Make an exact copy of the listing below.

__Extracted records__:
* * * * * * *

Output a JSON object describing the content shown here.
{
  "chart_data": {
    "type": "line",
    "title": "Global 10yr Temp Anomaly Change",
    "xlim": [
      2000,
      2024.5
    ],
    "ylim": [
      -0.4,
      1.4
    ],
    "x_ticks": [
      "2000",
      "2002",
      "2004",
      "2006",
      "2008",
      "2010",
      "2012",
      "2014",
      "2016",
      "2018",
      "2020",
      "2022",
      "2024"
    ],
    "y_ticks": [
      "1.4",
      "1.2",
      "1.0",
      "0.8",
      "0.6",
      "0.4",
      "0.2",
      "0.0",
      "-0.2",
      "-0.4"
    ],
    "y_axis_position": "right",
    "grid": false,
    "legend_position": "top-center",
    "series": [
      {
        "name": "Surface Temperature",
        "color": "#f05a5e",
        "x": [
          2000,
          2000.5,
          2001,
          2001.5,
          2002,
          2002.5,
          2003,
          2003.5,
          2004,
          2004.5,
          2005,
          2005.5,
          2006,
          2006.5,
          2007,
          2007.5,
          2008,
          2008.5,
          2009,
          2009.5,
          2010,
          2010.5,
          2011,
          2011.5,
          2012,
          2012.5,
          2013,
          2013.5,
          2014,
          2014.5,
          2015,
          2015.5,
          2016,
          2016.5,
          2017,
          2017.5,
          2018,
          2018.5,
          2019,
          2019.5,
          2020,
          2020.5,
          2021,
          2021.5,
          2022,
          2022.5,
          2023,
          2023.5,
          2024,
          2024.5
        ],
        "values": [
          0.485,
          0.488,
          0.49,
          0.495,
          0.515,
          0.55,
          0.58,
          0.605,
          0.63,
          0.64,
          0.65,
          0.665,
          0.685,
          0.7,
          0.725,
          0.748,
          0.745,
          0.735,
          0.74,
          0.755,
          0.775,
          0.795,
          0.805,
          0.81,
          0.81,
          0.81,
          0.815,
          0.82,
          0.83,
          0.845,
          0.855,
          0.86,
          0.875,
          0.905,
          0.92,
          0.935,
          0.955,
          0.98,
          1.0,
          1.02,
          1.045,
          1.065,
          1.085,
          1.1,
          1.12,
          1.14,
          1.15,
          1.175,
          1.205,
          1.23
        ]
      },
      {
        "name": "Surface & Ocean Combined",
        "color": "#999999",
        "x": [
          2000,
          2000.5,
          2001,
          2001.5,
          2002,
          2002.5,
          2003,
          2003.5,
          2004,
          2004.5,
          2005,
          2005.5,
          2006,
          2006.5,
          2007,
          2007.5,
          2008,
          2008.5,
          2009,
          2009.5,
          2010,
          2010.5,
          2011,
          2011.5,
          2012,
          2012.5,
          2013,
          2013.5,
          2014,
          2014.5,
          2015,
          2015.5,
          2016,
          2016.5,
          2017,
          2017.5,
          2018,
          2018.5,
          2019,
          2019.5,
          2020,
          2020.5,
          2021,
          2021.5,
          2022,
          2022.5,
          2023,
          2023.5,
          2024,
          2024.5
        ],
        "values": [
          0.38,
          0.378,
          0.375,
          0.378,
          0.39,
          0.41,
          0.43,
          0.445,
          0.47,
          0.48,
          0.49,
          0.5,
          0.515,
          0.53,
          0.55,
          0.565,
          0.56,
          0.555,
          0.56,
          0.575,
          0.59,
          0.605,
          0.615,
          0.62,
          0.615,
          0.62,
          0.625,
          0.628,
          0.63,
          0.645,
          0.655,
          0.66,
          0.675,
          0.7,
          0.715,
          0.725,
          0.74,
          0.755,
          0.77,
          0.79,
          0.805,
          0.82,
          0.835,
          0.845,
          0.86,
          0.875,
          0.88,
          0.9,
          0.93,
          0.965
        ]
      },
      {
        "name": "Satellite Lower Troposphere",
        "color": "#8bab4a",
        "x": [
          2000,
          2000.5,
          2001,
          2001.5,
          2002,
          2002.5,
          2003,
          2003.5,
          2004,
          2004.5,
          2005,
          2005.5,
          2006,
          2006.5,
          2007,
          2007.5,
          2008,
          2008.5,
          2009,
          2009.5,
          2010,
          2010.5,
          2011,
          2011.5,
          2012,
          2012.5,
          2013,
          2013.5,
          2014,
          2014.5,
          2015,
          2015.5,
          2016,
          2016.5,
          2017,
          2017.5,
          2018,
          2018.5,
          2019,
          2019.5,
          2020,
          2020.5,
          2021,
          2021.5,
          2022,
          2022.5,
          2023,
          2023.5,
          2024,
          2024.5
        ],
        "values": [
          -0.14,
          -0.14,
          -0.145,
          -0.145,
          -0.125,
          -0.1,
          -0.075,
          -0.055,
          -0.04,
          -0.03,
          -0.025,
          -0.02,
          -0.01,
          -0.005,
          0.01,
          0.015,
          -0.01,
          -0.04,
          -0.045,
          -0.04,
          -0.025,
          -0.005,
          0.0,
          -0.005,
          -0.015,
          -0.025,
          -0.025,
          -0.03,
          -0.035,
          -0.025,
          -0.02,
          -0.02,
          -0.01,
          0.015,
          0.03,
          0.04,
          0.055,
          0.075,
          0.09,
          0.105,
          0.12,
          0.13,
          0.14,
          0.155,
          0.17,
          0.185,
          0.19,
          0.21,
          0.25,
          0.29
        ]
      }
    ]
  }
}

* * * * * * *

__Output of the exercise__:
Output a JSON object describing the content shown here.
{
  "chart_data": {
    "type": "line",
    "title": "Global 10yr Temp Anomaly Change",
    "xlim": [
      2000,
      2024.5
    ],
    "ylim": [
      -0.4,
      1.4
    ],
    "x_ticks": [
      "2000",
      "2002",
      "2004",
      "2006",
      "2008",
      "2010",
      "2012",
      "2014",
      "2016",
      "2018",
      "2020",
      "2022",
      "2024"
    ],
    "y_ticks": [
      "1.4",
      "1.2",
      "1.0",
      "0.8",
      "0.6",
      "0.4",
      "0.2",
      "0.0",
      "-0.2",
      "-0.4"
    ],
    "y_axis_position": "right",
    "grid": false,
    "legend_position": "top-center",
    "series": [
      {
        "name": "Surface Temperature",
        "color": "#f05a5e",
        "x": [
          2000,
          2000.5,
          2001,
          2001.5,
          2002,
          2002.5,
          2003,
          2003.5,
          2004,
          2004.5,
          2005,
          2005.5,
          2006,
          2006.5,
          2007,
          2007.5,
          2008,
          2008.5,
          2009,
          2009.5,
          2010,
          2010.5,
          2011,
          2011.5,
          2012,
          2012.5,
          2013,
          2013.5,
          2014,
          2014.5,
          2015,
          2015.5,
          2016,
          2016.5,
          2017,
          2017.5,
          2018,
          2018.5,
          2019,
          2019.5,
          2020,
          2020.5,
          2021,
          2021.5,
          2022,
          2022.5,
          2023,
          2023.5,
          2024,
          2024.5
        ],
        "values": [
          0.485,
          0.488,
          0.49,
          0.495,
          0.515,
          0.55,
          0.58,
          0.605,
          0.63,
          0.64,
          0.65,
          0.665,
          0.685,
          0.7,
          0.725,
          0.748,
          0.745,
          0.735,
          0.74,
          0.755,
          0.775,
          0.795,
          0.805,
          0.81,
          0.81,
          0.81,
          0.815,
          0.82,
          0.83,
          0.845,
          0.855,
          0.86,
          0.875,
          0.905,
          0.92,
          0.935,
          0.955,
          0.98,
          1.0,
          1.02,
          1.045,
          1.065,
          1.085,
          1.1,
          1.12,
          1.14,
          1.15,
          1.175,
          1.205,
          1.23
        ]
      },
      {
        "name": "Surface & Ocean Combined",
        "color": "#999999",
        "x": [
          2000,
          2000.5,
          2001,
          2001.5,
          2002,
          2002.5,
          2003,
          2003.5,
          2004,
          2004.5,
          2005,
          2005.5,
          2006,
          2006.5,
          2007,
          2007.5,
          2008,
          2008.5,
          2009,
          2009.5,
          2010,
          2010.5,
          2011,
          2011.5,
          2012,
          2012.5,
          2013,
          2013.5,
          2014,
          2014.5,
          2015,
          2015.5,
          2016,
          2016.5,
          2017,
          2017.5,
          2018,
          2018.5,
          2019,
          2019.5,
          2020,
          2020.5,
          2021,
          2021.5,
          2022,
          2022.5,
          2023,
          2023.5,
          2024,
          2024.5
        ],
        "values": [
          0.38,
          0.378,
          0.375,
          0.378,
          0.39,
          0.41,
          0.43,
          0.445,
          0.47,
          0.48,
          0.49,
          0.5,
          0.515,
          0.53,
          0.55,
          0.565,
          0.56,
          0.555,
          0.56,
          0.575,
          0.59,
          0.605,
          0.615,
          0.62,
          0.615,
          0.62,
          0.625,
          0.628,
          0.63,
          0.645,
          0.655,
          0.66,
          0.675,
          0.7,
          0.715,
          0.725,
          0.74,
          0.755,
          0.77,
          0.79,
          0.805,
          0.82,
          0.835,
          0.845,
          0.86,
          0.875,
          0.88,
          0.9,
          0.93,
          0.965
        ]
      },
      {
        "name": "Satellite Lower Troposphere",
        "color": "#8bab4a",
        "x": [
          2000,
          2000.5,
          2001,
          2001.5,
          2002,
          2002.5,
          2003,
          2003.5,
          2004,
          2004.5,
          2005,
          2005.5,
          2006,
          2006.5,
          2007,
          2007.5,
          2008,
          2008.5,
          2009,
          2009.5,
          2010,
          2010.5,
          2011,
          2011.5,
          2012,
          2012.5,
          2013,
          2013.5,
          2014,
          2014.5,
          2015,
          2015.5,
          2016,
          2016.5,
          2017,
          2017.5,
          2018,
          2018.5,
          2019,
          2019.5,
          2020,
          2020.5,
          2021,
          2021.5,
          2022,
          2022.5,
          2023,
          2023.5,
          2024,
          2024.5
        ],
        "values": [
          -0.14,
          -0.14,
          -0.145,
          -0.145,
          -0.125,
          -0.1,
          -0.075,
          -0.055,
          -0.04,
          -0.03,
          -0.025,
          -0.02,
          -0.01,
          -0.005,
          0.01,
          0.015,
          -0.01,
          -0.04,
          -0.045,
          -0.04,
          -0.025,
          -0.005,
          0.0,
          -0.005,
          -0.015,
          -0.025,
          -0.025,
          -0.03,
          -0.035,
          -0.025,
          -0.02,
          -0.02,
          -0.01,
          0.015,
          0.03,
          0.04,
          0.055,
          0.075,
          0.09,
          0.105,
          0.12,
          0.13,
          0.14,
          0.155,
          0.17,
          0.185,
          0.19,
          0.21,
          0.25,
          0.29
        ]
      }
    ]
  }
}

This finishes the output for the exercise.